EXERCISE GOAL →
Translate this sentence from the blog post below into Spanish: "Once more I felt God reminding me that He is the one who redeems, and the one who restores that which was lost."

Monday, July 25, 2011

Damn You Auto Correct















I don't think I've laughed this hard at ANYTHING in such a long while...

Friday, July 22, 2011

A Poignant Weekend

So my birthday came and passed… with each passing year, I increasingly know who are my TRUE friends who still remember to wish me happy birthday, and idiots like Frodo who will prob one day 20 years from now read this and go “Wait a minute…. His birthday is in JULY???”

Anyways, it was a good weekend that just passed, where I visited CEFC again, and was once more struck by just how much this is a church that I would absolutely envision myself going. Once more, I felt that tug in my heart that called me to join the church, and finally stop feeling I’m putting on the Armor of God on Sundays because going to church is like going to war.

Trying hard not to sound like self-aggrandizement here, but the image that God put in me immediately when I again pondered on that temptation, was the story of the Transfiguration. It’s a familiar passage in the Bible, but one I fell in love with after reading Hind’s Feet on High Places. I felt like God was reminding me that the reason why He showed me something better on the mountaintop, was so that I could then once more go back down the valleys to tell the people. Maybe that’s the work He has for me in church.

Or maybe He just wants me to shut up and pray more. I’m sure that won’t hurt anyone.

Grins.

Anyways, it was an AWESOME service. From the powerful testimony by a domestic helper to Edmund Chan’s impassioned plea for the church to once again go back to basics and rediscover a love for God and his Word, and thereby rekindling the passion to tell the Good News, I can only say that it has been a long time since I felt God so powerfully connecting with me. I felt like Job, where after the silence I was hit by God with so many questions about the condition of my own spirit, and the condition of my own walk with Him. Even as the sermon was going on, and even as Edmund Chan was giving the altar call, I felt so much of my life surfacing once more, as if God was calling into account all the things He had shown me before, and asking what had I done with all the talents He had entrusted with me.

I felt myself broken, and crying not because I was touched by the sermon or the service. I felt, at first, a great fear that I had indeed been the servant who had buried the talent in the garden, for fear of failure, and the fear of losing it all. Then all I could feel was shame. Abject, wretched shame at how I had failed to make my life count despite so much that God had given to me. But of course, God who is always a gentleman, never leaves us with that. Once more I felt God reminding me that He is the one who redeems, and the one who restores that which was lost. He is the God who promises that when its all been said and done, all that matters is only that I have loved Him, and let my life reflect that love.

It was a very refreshing service, where I once again found my heart re-tenderized by Him. (Yes, I know the “re-tenderizing of my heart” will never make it into any Top Million Quotable Quotes. But it sound so apt!!)

SUPPLIED MATERIAL →

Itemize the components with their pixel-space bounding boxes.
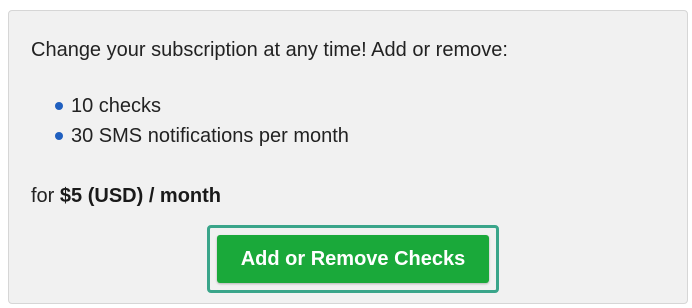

COMPLETE ANSWER →
Una vez más sentí que Dios me recordaba que Él es quien redime y quien restaura lo que se había perdido.